Convert the lines of the records below into a JSON list of strings, one string per line with blank lines omitted. Include every line from the very first one up to and including the line containing "- text-line: 2、按照职责分工做好物资、设备、设施、技术和人才资源: [181, 888, 790, 913]".

----- GIVEN ENTRIES -----

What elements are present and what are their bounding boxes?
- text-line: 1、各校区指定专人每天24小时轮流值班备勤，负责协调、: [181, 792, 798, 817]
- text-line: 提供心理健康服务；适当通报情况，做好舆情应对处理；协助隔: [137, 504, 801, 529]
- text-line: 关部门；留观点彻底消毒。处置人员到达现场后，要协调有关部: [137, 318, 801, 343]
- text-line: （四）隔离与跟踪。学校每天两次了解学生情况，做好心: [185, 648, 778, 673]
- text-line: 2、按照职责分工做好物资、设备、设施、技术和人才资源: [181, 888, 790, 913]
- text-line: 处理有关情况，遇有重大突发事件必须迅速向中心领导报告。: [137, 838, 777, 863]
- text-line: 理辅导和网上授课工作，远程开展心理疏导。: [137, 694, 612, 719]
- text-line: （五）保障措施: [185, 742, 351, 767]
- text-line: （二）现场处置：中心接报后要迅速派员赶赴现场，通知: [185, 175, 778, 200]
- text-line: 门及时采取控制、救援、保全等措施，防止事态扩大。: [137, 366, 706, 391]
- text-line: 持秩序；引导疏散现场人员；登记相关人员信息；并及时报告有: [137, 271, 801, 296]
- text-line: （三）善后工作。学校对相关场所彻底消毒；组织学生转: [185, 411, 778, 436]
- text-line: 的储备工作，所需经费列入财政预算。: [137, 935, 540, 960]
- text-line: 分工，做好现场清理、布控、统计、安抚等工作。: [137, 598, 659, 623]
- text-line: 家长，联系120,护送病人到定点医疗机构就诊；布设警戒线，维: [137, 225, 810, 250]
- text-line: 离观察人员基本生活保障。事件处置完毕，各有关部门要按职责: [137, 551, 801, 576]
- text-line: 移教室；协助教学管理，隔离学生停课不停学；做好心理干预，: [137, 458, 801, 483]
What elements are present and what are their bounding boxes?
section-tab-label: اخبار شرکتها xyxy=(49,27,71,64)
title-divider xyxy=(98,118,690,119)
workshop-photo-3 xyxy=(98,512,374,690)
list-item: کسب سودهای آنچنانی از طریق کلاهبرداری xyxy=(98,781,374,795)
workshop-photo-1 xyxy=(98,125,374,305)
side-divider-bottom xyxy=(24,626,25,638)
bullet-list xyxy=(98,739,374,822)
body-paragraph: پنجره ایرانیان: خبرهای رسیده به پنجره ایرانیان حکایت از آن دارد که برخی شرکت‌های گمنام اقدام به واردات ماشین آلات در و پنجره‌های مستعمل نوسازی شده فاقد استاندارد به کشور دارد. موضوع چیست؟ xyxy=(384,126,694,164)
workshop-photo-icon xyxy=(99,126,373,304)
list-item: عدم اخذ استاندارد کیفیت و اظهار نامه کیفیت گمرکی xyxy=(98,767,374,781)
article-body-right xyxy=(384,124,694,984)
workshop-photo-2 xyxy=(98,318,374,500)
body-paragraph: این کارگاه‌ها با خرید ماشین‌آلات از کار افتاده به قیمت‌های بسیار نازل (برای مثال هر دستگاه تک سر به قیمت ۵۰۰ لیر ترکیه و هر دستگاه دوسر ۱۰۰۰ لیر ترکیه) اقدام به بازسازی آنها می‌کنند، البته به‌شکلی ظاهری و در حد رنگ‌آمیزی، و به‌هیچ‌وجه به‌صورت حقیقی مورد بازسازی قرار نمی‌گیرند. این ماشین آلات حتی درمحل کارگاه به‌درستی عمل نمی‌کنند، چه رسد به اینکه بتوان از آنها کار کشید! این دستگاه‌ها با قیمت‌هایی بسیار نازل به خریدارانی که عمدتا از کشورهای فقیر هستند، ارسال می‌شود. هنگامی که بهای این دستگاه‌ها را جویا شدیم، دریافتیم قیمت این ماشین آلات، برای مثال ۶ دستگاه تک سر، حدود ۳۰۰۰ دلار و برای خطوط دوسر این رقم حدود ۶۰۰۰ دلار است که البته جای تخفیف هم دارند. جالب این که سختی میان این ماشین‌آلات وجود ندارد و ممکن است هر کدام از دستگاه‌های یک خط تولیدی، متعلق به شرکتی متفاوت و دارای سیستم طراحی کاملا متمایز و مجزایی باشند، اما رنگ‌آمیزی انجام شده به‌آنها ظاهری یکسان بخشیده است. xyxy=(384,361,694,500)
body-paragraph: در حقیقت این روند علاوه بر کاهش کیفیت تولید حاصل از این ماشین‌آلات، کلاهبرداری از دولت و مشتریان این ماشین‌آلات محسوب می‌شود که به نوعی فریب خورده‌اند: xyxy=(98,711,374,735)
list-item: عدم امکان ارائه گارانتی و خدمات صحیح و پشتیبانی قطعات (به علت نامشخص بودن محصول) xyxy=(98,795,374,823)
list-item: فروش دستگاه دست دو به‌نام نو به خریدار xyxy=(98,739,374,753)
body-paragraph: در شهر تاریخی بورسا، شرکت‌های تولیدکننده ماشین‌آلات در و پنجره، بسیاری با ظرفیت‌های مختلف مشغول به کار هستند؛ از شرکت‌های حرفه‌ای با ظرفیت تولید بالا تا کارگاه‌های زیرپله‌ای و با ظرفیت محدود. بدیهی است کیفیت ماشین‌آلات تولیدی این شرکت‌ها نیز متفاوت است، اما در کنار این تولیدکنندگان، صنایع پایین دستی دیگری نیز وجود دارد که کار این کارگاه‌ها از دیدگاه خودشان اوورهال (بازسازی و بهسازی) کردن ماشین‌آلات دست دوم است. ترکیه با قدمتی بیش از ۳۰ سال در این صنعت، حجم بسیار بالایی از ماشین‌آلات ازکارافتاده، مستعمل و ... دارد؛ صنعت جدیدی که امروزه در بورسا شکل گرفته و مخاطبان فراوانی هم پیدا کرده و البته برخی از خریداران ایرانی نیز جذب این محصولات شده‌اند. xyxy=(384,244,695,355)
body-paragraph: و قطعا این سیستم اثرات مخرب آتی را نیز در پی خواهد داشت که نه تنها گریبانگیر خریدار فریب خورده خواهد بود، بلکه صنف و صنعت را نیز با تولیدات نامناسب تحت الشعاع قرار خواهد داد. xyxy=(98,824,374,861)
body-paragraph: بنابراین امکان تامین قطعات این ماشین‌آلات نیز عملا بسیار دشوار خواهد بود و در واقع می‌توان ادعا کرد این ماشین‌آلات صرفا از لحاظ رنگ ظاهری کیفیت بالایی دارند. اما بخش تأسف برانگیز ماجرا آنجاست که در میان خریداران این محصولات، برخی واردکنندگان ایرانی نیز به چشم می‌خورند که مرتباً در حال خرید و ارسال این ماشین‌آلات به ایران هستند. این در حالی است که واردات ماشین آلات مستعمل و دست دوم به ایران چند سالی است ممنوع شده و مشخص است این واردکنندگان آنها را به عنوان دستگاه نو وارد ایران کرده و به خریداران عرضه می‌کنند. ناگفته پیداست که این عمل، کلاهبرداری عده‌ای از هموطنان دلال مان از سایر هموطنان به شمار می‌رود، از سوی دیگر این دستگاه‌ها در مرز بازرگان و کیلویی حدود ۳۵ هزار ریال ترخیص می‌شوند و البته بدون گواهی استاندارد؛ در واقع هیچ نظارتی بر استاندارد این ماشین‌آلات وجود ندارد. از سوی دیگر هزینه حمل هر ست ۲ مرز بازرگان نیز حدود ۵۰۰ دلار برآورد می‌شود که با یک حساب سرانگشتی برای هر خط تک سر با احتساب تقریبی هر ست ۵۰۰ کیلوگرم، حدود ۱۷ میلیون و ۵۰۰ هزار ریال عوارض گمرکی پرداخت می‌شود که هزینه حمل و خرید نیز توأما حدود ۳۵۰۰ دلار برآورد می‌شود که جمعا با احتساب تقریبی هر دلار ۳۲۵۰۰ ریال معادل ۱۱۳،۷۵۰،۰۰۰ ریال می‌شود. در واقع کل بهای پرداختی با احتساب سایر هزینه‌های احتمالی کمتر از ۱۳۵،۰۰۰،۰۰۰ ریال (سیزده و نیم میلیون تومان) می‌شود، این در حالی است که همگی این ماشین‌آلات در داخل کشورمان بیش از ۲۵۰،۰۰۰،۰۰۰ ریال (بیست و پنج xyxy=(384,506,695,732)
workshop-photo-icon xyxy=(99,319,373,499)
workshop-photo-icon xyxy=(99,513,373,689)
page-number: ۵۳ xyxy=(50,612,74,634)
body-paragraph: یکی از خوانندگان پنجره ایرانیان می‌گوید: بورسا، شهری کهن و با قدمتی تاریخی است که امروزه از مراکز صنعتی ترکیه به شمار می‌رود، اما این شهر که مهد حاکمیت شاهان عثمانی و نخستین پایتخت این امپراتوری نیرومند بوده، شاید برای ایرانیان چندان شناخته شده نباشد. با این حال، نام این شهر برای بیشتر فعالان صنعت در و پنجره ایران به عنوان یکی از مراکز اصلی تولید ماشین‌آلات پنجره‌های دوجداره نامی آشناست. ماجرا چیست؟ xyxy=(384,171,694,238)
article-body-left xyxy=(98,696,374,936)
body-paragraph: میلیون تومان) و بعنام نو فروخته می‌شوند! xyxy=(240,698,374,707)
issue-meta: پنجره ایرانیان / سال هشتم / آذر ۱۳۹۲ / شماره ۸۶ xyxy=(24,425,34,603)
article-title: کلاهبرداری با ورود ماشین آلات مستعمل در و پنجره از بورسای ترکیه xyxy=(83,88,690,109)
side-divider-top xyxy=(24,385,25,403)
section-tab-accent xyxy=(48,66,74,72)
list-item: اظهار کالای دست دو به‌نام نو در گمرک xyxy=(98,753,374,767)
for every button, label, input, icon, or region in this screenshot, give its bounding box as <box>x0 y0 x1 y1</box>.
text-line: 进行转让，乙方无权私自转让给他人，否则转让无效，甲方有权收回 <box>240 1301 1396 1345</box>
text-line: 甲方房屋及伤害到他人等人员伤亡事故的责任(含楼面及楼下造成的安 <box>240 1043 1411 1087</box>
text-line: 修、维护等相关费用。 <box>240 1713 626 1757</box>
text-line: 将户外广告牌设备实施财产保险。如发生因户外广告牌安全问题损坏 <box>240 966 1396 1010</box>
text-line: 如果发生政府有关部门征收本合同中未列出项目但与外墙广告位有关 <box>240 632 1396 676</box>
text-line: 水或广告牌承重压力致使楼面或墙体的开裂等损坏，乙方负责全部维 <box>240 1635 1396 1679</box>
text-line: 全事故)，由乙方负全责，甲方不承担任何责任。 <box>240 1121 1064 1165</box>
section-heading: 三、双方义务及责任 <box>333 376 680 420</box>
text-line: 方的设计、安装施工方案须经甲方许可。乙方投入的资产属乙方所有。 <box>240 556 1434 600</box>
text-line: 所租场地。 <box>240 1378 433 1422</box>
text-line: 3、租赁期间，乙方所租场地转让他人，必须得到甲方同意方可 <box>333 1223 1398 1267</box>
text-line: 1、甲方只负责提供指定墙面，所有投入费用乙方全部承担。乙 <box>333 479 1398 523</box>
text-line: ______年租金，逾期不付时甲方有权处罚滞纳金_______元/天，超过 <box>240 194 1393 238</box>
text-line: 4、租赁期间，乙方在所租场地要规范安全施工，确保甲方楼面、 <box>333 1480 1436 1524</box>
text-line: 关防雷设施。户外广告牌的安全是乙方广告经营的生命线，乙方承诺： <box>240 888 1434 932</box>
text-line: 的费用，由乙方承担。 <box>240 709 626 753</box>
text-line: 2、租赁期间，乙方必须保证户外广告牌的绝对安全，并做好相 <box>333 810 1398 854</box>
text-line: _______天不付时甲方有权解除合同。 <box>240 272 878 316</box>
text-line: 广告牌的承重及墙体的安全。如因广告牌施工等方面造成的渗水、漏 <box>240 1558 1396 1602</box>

-----

- [TASK RESULT]:
[
  "What elements are present and what are their bounding boxes?",
  "- text-line: 1、各校区指定专人每天24小时轮流值班备勤，负责协调、: [181, 792, 798, 817]",
  "- text-line: 提供心理健康服务；适当通报情况，做好舆情应对处理；协助隔: [137, 504, 801, 529]",
  "- text-line: 关部门；留观点彻底消毒。处置人员到达现场后，要协调有关部: [137, 318, 801, 343]",
  "- text-line: （四）隔离与跟踪。学校每天两次了解学生情况，做好心: [185, 648, 778, 673]",
  "- text-line: 2、按照职责分工做好物资、设备、设施、技术和人才资源: [181, 888, 790, 913]"
]